--- begin Dataset content ---

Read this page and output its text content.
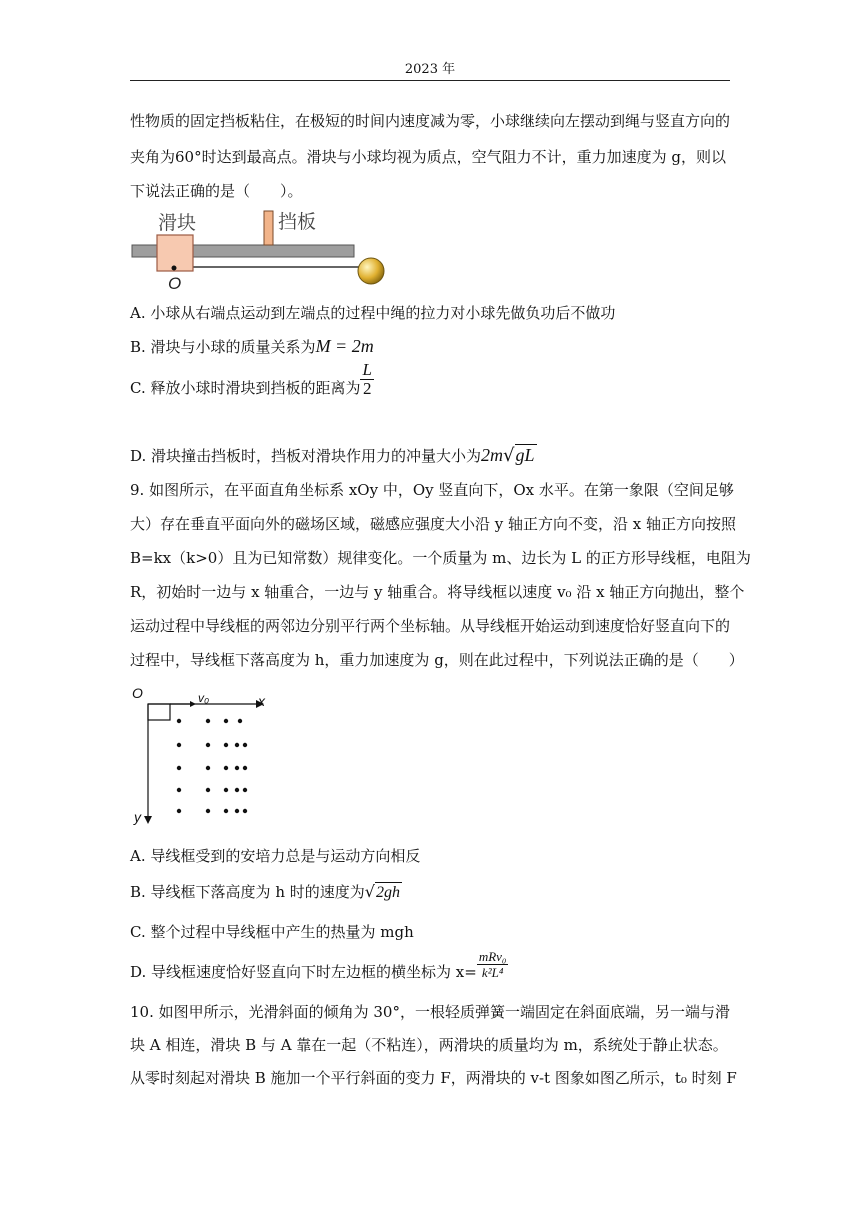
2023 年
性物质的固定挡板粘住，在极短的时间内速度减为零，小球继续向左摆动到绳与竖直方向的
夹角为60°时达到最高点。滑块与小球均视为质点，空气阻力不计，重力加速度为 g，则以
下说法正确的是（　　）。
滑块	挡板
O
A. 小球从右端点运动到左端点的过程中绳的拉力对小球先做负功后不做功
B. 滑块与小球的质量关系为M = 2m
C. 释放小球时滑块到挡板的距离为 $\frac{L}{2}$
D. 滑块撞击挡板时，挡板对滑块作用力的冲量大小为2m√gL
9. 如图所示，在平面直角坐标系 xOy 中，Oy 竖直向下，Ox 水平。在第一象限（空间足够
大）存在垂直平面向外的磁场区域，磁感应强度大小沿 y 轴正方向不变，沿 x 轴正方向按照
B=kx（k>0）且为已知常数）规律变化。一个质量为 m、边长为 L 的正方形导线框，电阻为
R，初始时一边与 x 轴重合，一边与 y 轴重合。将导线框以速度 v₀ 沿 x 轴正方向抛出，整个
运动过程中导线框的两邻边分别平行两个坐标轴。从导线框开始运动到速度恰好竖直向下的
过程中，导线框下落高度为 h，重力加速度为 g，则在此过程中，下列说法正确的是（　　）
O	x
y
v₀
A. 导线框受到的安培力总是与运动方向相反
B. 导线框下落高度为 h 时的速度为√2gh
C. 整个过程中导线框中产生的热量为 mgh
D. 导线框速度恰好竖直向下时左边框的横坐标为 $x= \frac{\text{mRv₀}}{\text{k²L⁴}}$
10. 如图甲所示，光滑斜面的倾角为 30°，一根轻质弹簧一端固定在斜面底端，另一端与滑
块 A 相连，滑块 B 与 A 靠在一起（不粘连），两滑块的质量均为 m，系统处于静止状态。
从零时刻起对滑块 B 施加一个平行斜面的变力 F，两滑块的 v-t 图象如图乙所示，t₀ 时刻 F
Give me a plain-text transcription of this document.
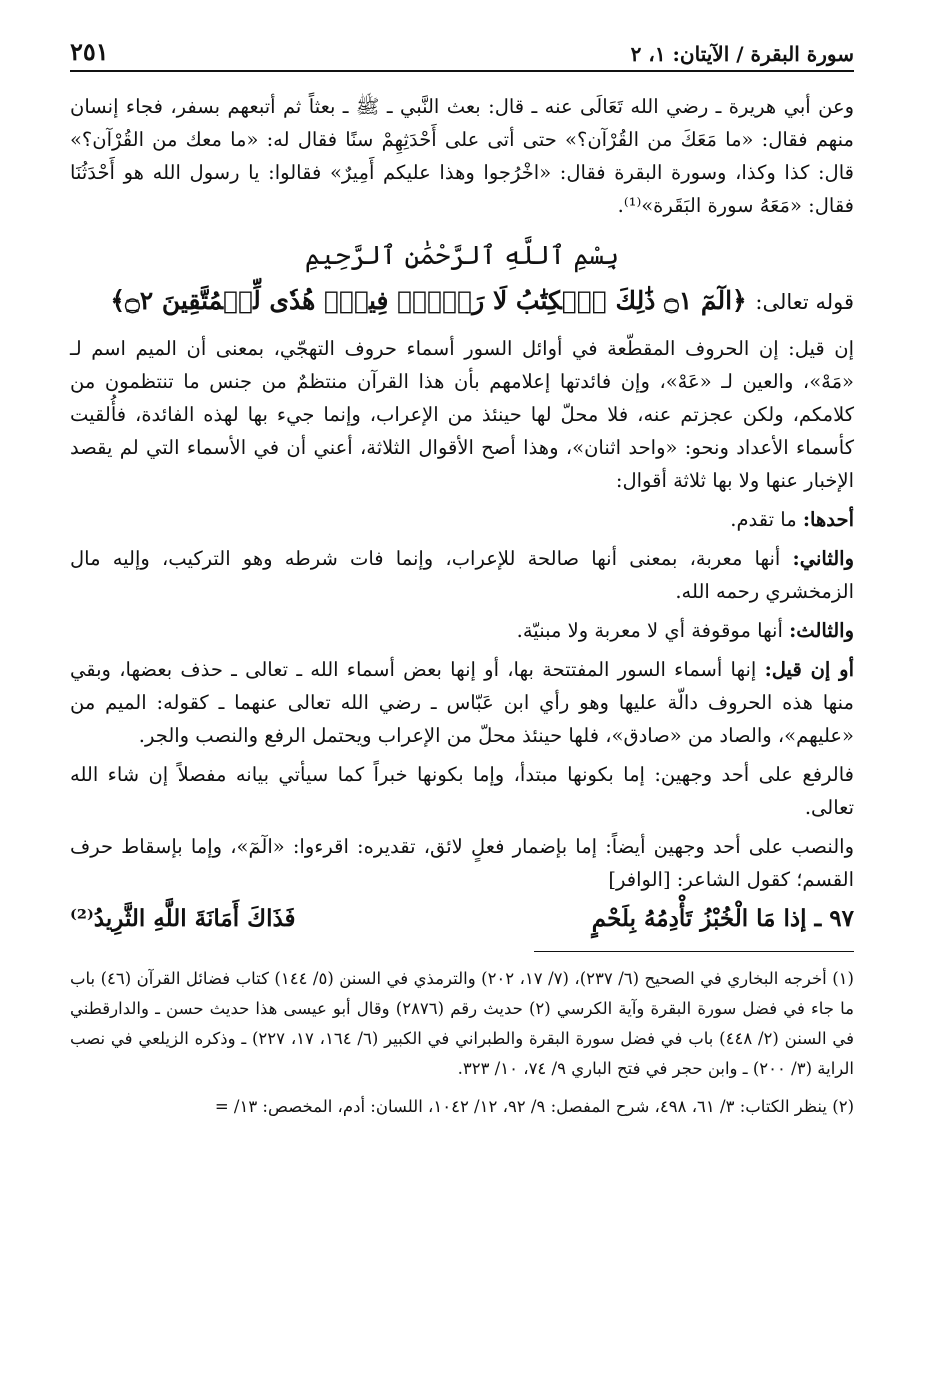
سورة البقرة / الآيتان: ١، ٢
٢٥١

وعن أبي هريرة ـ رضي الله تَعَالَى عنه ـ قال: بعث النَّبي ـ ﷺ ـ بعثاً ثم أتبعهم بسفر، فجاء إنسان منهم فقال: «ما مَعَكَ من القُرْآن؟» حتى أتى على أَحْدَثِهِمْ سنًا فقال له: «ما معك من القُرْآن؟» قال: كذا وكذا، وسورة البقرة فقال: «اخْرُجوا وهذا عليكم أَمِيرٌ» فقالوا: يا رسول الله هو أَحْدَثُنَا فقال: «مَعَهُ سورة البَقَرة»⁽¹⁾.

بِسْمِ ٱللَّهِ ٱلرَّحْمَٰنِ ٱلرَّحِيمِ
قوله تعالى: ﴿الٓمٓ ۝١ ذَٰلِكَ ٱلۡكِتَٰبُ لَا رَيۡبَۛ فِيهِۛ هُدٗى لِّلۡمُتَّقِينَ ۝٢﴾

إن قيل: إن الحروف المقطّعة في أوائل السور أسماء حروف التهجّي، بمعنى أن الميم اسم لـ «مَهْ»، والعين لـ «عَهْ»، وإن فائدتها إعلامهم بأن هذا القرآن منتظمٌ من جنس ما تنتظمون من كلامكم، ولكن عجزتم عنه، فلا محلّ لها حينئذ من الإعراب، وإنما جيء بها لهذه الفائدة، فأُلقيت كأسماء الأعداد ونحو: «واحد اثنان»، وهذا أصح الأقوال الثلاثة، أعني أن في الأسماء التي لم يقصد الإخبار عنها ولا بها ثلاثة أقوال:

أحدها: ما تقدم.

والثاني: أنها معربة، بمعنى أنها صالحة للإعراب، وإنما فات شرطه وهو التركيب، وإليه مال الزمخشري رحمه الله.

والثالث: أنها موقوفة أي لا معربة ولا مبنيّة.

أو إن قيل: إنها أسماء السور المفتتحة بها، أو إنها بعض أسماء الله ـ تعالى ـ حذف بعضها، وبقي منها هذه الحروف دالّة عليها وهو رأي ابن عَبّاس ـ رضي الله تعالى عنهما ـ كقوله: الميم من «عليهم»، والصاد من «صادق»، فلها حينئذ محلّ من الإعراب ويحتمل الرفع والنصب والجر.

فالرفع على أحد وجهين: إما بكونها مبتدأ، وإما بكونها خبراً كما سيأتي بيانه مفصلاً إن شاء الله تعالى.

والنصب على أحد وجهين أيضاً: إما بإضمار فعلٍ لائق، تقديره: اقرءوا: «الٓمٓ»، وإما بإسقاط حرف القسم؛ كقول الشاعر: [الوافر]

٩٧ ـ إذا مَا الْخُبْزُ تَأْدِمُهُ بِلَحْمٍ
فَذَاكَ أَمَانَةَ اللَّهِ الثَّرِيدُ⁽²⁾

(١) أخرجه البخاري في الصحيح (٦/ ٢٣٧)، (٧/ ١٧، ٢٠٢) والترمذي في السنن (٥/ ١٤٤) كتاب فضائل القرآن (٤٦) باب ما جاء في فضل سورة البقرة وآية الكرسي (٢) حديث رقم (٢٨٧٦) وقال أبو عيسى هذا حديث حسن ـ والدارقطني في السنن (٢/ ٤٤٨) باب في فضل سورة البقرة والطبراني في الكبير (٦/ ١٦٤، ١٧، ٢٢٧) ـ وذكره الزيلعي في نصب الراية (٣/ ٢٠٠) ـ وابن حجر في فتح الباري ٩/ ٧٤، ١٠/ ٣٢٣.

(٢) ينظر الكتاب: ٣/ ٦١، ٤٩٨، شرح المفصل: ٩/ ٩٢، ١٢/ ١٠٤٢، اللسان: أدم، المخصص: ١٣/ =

--- end Dataset content ---

> [Task prompt]
Set each line of the records down exactly, leaving every picture out.

> [The reply]
Read this page and output its text content.
2023 年
性物质的固定挡板粘住，在极短的时间内速度减为零，小球继续向左摆动到绳与竖直方向的
夹角为60°时达到最高点。滑块与小球均视为质点，空气阻力不计，重力加速度为 g，则以
下说法正确的是（　　）。
滑块	挡板
O
A. 小球从右端点运动到左端点的过程中绳的拉力对小球先做负功后不做功
B. 滑块与小球的质量关系为M = 2m
C. 释放小球时滑块到挡板的距离为 $\frac{L}{2}$
D. 滑块撞击挡板时，挡板对滑块作用力的冲量大小为2m√gL
9. 如图所示，在平面直角坐标系 xOy 中，Oy 竖直向下，Ox 水平。在第一象限（空间足够
大）存在垂直平面向外的磁场区域，磁感应强度大小沿 y 轴正方向不变，沿 x 轴正方向按照
B=kx（k>0）且为已知常数）规律变化。一个质量为 m、边长为 L 的正方形导线框，电阻为
R，初始时一边与 x 轴重合，一边与 y 轴重合。将导线框以速度 v₀ 沿 x 轴正方向抛出，整个
运动过程中导线框的两邻边分别平行两个坐标轴。从导线框开始运动到速度恰好竖直向下的
过程中，导线框下落高度为 h，重力加速度为 g，则在此过程中，下列说法正确的是（　　）
O	x
y
v₀
A. 导线框受到的安培力总是与运动方向相反
B. 导线框下落高度为 h 时的速度为√2gh
C. 整个过程中导线框中产生的热量为 mgh
D. 导线框速度恰好竖直向下时左边框的横坐标为 $x= \frac{\text{mRv₀}}{\text{k²L⁴}}$
10. 如图甲所示，光滑斜面的倾角为 30°，一根轻质弹簧一端固定在斜面底端，另一端与滑
块 A 相连，滑块 B 与 A 靠在一起（不粘连），两滑块的质量均为 m，系统处于静止状态。
从零时刻起对滑块 B 施加一个平行斜面的变力 F，两滑块的 v-t 图象如图乙所示，t₀ 时刻 F
Give me a plain-text transcription of this document.
سورة البقرة / الآيتان: ١، ٢
٢٥١

وعن أبي هريرة ـ رضي الله تَعَالَى عنه ـ قال: بعث النَّبي ـ ﷺ ـ بعثاً ثم أتبعهم بسفر، فجاء إنسان منهم فقال: «ما مَعَكَ من القُرْآن؟» حتى أتى على أَحْدَثِهِمْ سنًا فقال له: «ما معك من القُرْآن؟» قال: كذا وكذا، وسورة البقرة فقال: «اخْرُجوا وهذا عليكم أَمِيرٌ» فقالوا: يا رسول الله هو أَحْدَثُنَا فقال: «مَعَهُ سورة البَقَرة»⁽¹⁾.

بِسْمِ ٱللَّهِ ٱلرَّحْمَٰنِ ٱلرَّحِيمِ
قوله تعالى: ﴿الٓمٓ ۝١ ذَٰلِكَ ٱلۡكِتَٰبُ لَا رَيۡبَۛ فِيهِۛ هُدٗى لِّلۡمُتَّقِينَ ۝٢﴾

إن قيل: إن الحروف المقطّعة في أوائل السور أسماء حروف التهجّي، بمعنى أن الميم اسم لـ «مَهْ»، والعين لـ «عَهْ»، وإن فائدتها إعلامهم بأن هذا القرآن منتظمٌ من جنس ما تنتظمون من كلامكم، ولكن عجزتم عنه، فلا محلّ لها حينئذ من الإعراب، وإنما جيء بها لهذه الفائدة، فأُلقيت كأسماء الأعداد ونحو: «واحد اثنان»، وهذا أصح الأقوال الثلاثة، أعني أن في الأسماء التي لم يقصد الإخبار عنها ولا بها ثلاثة أقوال:

أحدها: ما تقدم.

والثاني: أنها معربة، بمعنى أنها صالحة للإعراب، وإنما فات شرطه وهو التركيب، وإليه مال الزمخشري رحمه الله.

والثالث: أنها موقوفة أي لا معربة ولا مبنيّة.

أو إن قيل: إنها أسماء السور المفتتحة بها، أو إنها بعض أسماء الله ـ تعالى ـ حذف بعضها، وبقي منها هذه الحروف دالّة عليها وهو رأي ابن عَبّاس ـ رضي الله تعالى عنهما ـ كقوله: الميم من «عليهم»، والصاد من «صادق»، فلها حينئذ محلّ من الإعراب ويحتمل الرفع والنصب والجر.

فالرفع على أحد وجهين: إما بكونها مبتدأ، وإما بكونها خبراً كما سيأتي بيانه مفصلاً إن شاء الله تعالى.

والنصب على أحد وجهين أيضاً: إما بإضمار فعلٍ لائق، تقديره: اقرءوا: «الٓمٓ»، وإما بإسقاط حرف القسم؛ كقول الشاعر: [الوافر]

٩٧ ـ إذا مَا الْخُبْزُ تَأْدِمُهُ بِلَحْمٍ
فَذَاكَ أَمَانَةَ اللَّهِ الثَّرِيدُ⁽²⁾

(١) أخرجه البخاري في الصحيح (٦/ ٢٣٧)، (٧/ ١٧، ٢٠٢) والترمذي في السنن (٥/ ١٤٤) كتاب فضائل القرآن (٤٦) باب ما جاء في فضل سورة البقرة وآية الكرسي (٢) حديث رقم (٢٨٧٦) وقال أبو عيسى هذا حديث حسن ـ والدارقطني في السنن (٢/ ٤٤٨) باب في فضل سورة البقرة والطبراني في الكبير (٦/ ١٦٤، ١٧، ٢٢٧) ـ وذكره الزيلعي في نصب الراية (٣/ ٢٠٠) ـ وابن حجر في فتح الباري ٩/ ٧٤، ١٠/ ٣٢٣.

(٢) ينظر الكتاب: ٣/ ٦١، ٤٩٨، شرح المفصل: ٩/ ٩٢، ١٢/ ١٠٤٢، اللسان: أدم، المخصص: ١٣/ =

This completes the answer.